## TASK
Repeat the records below exactly.

Extracts from a graphics dataset:
########################################

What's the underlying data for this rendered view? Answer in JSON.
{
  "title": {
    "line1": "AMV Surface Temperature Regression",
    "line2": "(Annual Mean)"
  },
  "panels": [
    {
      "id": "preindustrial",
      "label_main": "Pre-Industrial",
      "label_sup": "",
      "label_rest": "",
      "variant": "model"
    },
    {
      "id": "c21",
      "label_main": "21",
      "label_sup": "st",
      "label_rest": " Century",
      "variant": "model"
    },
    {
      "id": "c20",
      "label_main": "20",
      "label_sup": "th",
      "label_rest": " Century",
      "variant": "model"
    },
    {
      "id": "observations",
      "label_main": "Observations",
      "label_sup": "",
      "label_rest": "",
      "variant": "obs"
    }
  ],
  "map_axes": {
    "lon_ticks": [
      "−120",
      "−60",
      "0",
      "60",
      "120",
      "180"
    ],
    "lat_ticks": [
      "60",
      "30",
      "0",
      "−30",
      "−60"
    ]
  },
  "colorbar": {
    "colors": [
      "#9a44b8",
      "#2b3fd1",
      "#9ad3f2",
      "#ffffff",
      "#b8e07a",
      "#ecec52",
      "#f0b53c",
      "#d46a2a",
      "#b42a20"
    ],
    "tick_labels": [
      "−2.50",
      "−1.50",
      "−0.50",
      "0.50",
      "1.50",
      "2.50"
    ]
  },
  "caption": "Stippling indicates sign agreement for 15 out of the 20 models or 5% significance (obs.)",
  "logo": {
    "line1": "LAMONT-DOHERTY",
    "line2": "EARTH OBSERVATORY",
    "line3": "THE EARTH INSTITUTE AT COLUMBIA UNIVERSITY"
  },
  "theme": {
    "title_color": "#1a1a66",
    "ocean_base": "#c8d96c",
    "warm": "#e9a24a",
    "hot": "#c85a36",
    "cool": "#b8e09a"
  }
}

########################################

## OUTPUT FOR THIS EXERCISE
What's the underlying data for this rendered view? Answer in JSON.
{
  "title": {
    "line1": "AMV Surface Temperature Regression",
    "line2": "(Annual Mean)"
  },
  "panels": [
    {
      "id": "preindustrial",
      "label_main": "Pre-Industrial",
      "label_sup": "",
      "label_rest": "",
      "variant": "model"
    },
    {
      "id": "c21",
      "label_main": "21",
      "label_sup": "st",
      "label_rest": " Century",
      "variant": "model"
    },
    {
      "id": "c20",
      "label_main": "20",
      "label_sup": "th",
      "label_rest": " Century",
      "variant": "model"
    },
    {
      "id": "observations",
      "label_main": "Observations",
      "label_sup": "",
      "label_rest": "",
      "variant": "obs"
    }
  ],
  "map_axes": {
    "lon_ticks": [
      "−120",
      "−60",
      "0",
      "60",
      "120",
      "180"
    ],
    "lat_ticks": [
      "60",
      "30",
      "0",
      "−30",
      "−60"
    ]
  },
  "colorbar": {
    "colors": [
      "#9a44b8",
      "#2b3fd1",
      "#9ad3f2",
      "#ffffff",
      "#b8e07a",
      "#ecec52",
      "#f0b53c",
      "#d46a2a",
      "#b42a20"
    ],
    "tick_labels": [
      "−2.50",
      "−1.50",
      "−0.50",
      "0.50",
      "1.50",
      "2.50"
    ]
  },
  "caption": "Stippling indicates sign agreement for 15 out of the 20 models or 5% significance (obs.)",
  "logo": {
    "line1": "LAMONT-DOHERTY",
    "line2": "EARTH OBSERVATORY",
    "line3": "THE EARTH INSTITUTE AT COLUMBIA UNIVERSITY"
  },
  "theme": {
    "title_color": "#1a1a66",
    "ocean_base": "#c8d96c",
    "warm": "#e9a24a",
    "hot": "#c85a36",
    "cool": "#b8e09a"
  }
}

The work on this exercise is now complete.